■ Challenge:
Read the listing below and copy out every line that holds "grace".

■ Input material:
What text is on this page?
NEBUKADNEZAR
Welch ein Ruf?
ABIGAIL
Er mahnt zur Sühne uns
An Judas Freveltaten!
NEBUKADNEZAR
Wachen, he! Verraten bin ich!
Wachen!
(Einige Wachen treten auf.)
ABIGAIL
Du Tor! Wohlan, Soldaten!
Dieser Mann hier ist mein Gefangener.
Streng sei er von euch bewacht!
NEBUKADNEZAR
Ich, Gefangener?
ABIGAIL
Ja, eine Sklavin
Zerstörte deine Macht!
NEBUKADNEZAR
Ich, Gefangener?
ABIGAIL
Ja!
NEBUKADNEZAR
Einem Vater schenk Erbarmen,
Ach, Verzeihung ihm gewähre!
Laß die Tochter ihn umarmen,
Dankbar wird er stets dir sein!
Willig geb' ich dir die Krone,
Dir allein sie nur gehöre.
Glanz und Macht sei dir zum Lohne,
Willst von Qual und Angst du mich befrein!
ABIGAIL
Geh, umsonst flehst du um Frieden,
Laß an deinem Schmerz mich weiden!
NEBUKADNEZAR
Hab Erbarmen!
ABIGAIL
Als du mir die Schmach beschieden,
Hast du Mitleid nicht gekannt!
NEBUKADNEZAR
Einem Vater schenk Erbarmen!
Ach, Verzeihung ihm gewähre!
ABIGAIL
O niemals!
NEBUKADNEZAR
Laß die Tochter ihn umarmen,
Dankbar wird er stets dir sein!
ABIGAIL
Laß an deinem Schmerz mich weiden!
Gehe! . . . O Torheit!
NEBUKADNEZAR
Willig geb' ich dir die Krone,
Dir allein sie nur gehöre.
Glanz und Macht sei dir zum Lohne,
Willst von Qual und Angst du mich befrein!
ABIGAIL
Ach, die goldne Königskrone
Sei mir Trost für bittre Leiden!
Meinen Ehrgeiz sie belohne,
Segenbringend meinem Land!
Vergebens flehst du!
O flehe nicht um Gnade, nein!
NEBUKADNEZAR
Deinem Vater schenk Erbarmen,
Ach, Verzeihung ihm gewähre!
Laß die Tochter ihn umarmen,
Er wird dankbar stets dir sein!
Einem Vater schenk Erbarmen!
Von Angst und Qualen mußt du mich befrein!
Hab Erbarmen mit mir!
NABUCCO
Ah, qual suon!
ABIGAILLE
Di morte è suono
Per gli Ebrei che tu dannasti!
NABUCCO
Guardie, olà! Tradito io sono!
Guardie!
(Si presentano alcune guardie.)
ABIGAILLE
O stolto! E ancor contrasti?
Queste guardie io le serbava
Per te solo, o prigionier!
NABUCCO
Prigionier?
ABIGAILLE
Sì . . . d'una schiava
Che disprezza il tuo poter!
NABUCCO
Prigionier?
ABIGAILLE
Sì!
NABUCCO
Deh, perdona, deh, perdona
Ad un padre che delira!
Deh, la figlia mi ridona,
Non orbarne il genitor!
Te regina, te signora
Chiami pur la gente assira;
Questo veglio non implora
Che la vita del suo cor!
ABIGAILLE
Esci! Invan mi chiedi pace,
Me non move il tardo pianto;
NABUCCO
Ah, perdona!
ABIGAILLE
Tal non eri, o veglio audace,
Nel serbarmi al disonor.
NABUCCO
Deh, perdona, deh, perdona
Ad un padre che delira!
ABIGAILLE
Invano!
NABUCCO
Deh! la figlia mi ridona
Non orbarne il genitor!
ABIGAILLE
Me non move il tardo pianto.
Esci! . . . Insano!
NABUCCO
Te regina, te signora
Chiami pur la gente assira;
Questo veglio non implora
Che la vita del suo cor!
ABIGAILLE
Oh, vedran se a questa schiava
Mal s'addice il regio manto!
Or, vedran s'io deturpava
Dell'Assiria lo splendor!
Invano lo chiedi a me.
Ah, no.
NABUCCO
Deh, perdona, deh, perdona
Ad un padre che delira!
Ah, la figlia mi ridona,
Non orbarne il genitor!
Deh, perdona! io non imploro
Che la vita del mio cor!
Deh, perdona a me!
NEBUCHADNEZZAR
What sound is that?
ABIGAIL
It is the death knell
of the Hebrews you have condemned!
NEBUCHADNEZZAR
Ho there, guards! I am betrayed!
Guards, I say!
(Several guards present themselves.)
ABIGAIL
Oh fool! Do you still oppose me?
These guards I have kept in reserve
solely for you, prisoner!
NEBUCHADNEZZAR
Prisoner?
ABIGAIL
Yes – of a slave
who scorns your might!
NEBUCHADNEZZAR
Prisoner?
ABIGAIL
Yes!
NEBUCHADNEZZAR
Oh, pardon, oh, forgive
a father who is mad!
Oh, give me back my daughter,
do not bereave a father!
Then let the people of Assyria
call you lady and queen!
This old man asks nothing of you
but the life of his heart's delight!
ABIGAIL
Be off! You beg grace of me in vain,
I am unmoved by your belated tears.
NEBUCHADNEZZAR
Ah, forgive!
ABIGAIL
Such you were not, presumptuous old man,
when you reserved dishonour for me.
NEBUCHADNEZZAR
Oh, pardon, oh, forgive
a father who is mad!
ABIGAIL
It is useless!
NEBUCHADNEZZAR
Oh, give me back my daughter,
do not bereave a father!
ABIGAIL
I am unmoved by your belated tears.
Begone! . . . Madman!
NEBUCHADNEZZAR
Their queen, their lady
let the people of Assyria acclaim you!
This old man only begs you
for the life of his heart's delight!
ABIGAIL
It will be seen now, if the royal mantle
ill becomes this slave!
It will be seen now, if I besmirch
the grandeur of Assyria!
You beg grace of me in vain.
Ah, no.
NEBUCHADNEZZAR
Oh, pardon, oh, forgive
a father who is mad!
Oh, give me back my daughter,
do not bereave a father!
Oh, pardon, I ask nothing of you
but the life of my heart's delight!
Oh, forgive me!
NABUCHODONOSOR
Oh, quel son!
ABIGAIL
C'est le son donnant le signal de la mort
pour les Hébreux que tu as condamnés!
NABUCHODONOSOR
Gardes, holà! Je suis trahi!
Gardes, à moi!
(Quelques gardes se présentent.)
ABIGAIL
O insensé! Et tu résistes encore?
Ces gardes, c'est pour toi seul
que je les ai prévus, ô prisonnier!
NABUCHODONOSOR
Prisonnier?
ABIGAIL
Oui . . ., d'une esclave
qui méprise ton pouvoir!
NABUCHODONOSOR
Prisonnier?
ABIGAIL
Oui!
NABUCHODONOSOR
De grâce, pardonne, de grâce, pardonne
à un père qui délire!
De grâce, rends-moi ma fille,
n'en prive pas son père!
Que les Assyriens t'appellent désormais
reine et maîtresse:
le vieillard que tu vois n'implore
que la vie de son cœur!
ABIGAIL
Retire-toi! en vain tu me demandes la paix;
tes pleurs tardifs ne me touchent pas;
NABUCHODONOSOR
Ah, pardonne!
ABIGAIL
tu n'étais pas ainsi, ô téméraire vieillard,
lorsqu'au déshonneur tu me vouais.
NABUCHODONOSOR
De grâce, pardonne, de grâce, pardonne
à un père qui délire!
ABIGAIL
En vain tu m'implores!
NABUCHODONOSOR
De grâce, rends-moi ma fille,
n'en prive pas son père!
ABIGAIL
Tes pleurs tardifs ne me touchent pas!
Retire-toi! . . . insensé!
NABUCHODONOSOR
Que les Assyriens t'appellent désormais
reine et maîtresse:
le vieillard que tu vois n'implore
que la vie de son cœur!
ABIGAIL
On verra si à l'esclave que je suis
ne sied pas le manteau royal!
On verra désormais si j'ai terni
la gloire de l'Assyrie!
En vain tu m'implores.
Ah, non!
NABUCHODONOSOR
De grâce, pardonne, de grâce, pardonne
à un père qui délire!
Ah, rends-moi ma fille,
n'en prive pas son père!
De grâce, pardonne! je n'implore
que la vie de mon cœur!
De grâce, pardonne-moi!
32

■ Reply:
Be off! You beg grace of me in vain,
You beg grace of me in vain.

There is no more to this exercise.